DIRECTIONS - Select the lines of the records containing the word "Microsoft" and list them.

********

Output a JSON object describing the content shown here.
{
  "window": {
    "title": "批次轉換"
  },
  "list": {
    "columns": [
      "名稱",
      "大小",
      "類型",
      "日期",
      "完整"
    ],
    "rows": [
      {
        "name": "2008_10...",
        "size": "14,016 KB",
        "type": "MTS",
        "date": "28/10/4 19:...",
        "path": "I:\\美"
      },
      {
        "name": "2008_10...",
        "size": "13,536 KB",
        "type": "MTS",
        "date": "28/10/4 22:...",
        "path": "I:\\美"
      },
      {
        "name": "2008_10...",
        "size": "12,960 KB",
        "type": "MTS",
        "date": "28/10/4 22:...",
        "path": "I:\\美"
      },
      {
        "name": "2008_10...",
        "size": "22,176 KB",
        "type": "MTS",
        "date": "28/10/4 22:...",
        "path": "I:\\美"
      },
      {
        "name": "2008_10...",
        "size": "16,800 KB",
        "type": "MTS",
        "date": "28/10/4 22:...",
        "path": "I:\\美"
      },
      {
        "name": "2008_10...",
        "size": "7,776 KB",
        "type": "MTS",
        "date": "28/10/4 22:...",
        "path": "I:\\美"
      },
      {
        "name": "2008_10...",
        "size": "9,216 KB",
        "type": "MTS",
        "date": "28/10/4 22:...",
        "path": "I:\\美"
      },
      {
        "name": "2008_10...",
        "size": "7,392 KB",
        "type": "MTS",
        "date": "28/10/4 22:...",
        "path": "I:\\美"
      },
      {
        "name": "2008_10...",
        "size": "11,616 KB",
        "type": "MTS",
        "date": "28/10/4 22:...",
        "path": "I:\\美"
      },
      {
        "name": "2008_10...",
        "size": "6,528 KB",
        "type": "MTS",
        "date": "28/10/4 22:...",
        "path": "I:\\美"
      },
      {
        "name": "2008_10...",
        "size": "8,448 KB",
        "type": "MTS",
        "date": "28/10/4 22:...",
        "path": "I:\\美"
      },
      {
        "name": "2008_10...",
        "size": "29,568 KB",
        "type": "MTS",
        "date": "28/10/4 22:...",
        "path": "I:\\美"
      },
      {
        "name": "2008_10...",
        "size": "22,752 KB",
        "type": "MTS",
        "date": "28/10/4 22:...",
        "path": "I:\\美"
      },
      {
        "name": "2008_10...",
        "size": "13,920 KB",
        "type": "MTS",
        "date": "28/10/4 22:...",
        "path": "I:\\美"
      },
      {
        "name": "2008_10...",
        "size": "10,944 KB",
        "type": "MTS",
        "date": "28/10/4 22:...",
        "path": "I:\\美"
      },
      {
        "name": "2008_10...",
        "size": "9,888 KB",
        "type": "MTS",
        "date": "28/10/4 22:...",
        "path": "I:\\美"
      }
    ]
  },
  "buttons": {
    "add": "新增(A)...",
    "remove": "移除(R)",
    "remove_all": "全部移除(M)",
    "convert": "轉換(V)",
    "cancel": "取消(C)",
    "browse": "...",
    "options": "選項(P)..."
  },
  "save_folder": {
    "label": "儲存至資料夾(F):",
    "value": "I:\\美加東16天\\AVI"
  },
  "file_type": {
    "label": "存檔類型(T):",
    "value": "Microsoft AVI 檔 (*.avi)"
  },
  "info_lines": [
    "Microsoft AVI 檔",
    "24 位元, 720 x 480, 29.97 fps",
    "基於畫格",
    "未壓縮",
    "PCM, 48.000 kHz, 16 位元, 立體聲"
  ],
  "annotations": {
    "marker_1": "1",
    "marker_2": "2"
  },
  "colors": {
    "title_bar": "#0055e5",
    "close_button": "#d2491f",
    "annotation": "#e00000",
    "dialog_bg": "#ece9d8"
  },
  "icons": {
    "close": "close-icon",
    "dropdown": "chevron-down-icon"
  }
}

********

ANSWER TO THE EXERCISE -
    "value": "Microsoft AVI 檔 (*.avi)"
    "Microsoft AVI 檔",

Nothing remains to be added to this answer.